[Start]
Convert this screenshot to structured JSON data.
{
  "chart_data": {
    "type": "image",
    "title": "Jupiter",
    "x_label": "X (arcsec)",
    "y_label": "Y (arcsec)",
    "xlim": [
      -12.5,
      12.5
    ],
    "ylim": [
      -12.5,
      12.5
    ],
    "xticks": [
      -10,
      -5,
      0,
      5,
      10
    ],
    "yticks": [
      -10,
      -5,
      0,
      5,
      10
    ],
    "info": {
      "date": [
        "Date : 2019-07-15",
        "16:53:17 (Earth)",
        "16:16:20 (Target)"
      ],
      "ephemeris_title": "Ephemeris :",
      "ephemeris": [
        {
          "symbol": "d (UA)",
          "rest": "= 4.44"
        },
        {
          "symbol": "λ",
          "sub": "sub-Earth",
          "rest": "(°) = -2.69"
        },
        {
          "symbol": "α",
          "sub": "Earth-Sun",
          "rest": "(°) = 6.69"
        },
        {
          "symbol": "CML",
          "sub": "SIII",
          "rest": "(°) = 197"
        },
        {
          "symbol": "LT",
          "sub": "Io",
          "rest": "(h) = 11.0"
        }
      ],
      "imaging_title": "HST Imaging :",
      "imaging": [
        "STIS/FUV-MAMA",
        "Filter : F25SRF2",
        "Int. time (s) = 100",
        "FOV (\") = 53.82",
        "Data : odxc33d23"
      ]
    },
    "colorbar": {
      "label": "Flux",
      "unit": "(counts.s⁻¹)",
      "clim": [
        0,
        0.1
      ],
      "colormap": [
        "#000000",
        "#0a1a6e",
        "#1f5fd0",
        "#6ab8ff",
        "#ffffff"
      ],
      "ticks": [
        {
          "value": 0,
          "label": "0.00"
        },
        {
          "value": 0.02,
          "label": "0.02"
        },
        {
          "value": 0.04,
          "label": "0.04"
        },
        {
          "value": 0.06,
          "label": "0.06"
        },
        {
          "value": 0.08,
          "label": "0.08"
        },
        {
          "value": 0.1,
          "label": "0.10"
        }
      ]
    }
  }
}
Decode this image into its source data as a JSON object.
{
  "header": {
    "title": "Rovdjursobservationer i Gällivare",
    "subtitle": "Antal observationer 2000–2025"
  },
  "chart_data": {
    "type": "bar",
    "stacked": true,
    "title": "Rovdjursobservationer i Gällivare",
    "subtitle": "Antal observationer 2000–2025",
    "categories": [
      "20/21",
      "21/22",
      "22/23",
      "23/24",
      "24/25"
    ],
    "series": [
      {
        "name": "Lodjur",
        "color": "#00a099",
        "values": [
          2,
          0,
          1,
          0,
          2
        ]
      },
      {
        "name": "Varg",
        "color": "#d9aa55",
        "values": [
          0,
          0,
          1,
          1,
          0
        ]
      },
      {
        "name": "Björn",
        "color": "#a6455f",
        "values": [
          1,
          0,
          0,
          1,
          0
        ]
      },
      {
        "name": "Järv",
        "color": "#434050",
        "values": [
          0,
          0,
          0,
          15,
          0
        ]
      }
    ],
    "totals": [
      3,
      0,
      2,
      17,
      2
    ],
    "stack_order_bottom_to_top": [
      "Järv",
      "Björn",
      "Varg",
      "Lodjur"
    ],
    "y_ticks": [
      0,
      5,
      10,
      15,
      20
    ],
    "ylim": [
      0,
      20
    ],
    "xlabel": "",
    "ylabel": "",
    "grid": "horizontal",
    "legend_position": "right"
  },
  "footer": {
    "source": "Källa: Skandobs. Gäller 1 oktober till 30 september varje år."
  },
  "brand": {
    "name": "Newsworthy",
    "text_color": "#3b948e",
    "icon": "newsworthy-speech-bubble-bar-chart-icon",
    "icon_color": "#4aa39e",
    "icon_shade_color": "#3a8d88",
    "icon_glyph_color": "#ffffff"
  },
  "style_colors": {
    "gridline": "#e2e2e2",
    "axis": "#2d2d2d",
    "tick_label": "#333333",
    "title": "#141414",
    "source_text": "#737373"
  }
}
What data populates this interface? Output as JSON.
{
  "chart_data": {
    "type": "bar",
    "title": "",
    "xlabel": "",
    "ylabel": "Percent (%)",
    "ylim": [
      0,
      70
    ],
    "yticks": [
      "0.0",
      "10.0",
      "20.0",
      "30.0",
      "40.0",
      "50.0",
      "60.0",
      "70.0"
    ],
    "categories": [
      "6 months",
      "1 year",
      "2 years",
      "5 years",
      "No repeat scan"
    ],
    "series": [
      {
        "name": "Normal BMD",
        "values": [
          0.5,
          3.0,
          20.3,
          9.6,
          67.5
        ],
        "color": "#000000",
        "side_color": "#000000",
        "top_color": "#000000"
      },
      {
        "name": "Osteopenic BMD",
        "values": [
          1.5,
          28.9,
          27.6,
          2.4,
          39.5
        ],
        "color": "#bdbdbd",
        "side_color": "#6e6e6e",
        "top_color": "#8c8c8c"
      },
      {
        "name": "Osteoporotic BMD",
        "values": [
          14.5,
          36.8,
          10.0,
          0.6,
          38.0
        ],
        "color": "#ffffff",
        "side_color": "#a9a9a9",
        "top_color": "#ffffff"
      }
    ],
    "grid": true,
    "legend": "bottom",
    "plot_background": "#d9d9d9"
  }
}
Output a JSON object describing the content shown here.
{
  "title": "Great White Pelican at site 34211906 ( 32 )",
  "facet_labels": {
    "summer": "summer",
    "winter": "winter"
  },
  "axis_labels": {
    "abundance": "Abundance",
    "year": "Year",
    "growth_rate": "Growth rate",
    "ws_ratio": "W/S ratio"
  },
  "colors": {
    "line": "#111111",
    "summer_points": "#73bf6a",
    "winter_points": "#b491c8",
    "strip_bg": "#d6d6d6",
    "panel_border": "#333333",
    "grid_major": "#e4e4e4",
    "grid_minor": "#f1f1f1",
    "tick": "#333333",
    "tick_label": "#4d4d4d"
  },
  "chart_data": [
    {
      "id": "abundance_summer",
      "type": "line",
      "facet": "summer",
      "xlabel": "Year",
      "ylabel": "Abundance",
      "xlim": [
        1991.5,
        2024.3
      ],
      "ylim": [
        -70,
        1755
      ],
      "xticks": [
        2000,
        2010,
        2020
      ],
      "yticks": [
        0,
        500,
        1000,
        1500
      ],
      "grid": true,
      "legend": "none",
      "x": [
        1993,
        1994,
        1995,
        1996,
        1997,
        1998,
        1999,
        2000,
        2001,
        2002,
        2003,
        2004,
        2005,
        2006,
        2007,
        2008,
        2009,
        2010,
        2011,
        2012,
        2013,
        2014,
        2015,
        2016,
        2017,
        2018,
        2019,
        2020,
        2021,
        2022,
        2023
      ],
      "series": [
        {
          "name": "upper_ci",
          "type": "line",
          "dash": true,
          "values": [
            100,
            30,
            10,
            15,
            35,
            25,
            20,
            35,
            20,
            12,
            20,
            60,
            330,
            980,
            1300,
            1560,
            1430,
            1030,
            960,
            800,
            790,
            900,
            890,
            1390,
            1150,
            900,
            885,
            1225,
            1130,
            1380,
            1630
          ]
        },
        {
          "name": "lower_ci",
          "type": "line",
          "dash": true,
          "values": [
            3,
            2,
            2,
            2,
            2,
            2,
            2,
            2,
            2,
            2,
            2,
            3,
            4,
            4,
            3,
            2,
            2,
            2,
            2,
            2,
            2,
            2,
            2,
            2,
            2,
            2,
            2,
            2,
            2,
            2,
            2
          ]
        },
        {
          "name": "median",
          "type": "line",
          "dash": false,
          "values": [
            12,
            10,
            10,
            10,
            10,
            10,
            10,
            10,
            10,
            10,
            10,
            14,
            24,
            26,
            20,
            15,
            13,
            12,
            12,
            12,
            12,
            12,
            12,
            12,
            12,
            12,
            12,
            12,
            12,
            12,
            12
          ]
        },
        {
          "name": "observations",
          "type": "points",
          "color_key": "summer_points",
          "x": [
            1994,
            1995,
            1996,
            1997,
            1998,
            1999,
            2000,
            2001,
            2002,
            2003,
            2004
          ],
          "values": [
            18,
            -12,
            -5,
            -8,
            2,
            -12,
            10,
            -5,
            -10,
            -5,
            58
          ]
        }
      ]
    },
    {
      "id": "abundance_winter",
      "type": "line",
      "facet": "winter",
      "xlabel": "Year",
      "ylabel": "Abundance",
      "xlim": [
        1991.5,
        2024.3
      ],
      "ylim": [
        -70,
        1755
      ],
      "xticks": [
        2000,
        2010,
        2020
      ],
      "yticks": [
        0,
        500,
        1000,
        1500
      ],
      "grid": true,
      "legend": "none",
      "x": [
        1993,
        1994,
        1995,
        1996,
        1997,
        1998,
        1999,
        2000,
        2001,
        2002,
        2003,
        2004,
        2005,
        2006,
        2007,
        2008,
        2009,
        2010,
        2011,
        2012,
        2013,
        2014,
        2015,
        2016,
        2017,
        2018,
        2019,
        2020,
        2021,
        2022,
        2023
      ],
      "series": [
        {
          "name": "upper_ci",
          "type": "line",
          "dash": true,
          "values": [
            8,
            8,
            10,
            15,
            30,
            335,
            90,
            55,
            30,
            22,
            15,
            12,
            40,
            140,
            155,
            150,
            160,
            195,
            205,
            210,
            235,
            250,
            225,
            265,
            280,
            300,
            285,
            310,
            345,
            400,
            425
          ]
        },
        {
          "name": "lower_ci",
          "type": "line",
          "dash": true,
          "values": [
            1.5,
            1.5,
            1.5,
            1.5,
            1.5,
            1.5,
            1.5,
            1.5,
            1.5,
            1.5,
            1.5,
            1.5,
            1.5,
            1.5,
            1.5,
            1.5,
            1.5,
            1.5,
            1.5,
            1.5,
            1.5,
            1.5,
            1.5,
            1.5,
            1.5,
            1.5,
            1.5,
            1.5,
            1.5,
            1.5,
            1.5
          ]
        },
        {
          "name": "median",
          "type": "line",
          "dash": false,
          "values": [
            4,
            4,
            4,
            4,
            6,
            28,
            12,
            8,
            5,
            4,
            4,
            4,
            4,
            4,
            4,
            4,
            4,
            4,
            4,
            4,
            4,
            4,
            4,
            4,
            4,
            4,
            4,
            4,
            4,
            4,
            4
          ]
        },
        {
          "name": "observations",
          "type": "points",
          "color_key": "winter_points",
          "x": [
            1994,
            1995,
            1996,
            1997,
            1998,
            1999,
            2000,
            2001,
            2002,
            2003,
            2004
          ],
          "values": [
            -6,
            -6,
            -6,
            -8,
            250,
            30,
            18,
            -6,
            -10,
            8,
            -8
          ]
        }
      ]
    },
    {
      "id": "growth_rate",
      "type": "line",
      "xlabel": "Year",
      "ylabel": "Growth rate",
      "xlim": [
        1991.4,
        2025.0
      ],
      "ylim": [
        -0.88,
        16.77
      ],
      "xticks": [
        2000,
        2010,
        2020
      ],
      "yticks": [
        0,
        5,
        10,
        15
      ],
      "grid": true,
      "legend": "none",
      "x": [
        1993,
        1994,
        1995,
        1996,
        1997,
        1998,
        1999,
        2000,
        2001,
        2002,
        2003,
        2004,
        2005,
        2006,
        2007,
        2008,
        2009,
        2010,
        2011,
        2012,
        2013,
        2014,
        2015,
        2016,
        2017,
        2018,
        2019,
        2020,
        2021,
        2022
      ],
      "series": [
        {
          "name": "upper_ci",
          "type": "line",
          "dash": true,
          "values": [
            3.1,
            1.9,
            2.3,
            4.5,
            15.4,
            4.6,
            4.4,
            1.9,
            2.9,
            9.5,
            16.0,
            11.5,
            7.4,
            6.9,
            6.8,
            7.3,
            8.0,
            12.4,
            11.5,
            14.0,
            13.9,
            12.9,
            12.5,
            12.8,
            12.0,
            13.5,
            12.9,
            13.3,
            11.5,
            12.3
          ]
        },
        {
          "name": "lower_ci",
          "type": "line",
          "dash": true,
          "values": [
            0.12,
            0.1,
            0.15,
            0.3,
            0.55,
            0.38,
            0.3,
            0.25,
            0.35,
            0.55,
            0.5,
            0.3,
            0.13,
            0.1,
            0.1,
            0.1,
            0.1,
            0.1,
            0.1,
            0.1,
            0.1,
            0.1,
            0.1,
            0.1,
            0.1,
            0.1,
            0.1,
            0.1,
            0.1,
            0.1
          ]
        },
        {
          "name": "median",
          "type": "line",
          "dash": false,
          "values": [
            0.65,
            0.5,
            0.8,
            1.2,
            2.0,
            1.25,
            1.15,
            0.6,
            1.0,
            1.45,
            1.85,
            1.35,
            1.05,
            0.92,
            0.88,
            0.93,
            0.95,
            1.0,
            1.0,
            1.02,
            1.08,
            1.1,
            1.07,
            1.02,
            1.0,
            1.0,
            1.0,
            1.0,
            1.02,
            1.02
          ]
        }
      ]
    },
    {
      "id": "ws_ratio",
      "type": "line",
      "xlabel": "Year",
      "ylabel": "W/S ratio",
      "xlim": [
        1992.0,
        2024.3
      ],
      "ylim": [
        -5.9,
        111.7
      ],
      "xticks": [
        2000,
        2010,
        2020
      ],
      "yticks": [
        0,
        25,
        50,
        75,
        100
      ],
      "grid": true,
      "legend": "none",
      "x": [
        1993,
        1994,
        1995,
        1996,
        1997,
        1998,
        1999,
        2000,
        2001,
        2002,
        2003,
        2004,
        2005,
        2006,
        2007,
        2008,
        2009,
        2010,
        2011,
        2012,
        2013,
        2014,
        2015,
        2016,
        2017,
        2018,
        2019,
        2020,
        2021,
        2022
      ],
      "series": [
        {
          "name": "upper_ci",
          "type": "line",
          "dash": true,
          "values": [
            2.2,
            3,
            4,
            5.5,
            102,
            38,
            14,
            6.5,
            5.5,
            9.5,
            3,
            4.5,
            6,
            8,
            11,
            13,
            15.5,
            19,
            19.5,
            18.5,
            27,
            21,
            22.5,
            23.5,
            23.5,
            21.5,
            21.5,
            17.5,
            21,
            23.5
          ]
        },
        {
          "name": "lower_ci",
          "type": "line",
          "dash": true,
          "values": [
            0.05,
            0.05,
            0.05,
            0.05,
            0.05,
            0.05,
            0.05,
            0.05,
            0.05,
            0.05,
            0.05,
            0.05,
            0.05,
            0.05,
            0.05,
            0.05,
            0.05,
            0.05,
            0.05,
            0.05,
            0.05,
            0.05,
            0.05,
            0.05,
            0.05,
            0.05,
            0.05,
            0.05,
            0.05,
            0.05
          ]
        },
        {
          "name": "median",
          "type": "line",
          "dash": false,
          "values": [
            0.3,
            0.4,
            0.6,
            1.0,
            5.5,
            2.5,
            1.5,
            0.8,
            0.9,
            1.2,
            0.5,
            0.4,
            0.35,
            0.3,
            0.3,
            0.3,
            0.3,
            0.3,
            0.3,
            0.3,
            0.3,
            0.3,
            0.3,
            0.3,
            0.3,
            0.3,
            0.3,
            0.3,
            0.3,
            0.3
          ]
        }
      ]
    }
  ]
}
[End]
## [SHORT PROBLEM]
Find every line that holds "object" and copy it.

## [EXERCISE RESULT]
Decode this image into its source data as a JSON object.
Output a JSON object describing the content shown here.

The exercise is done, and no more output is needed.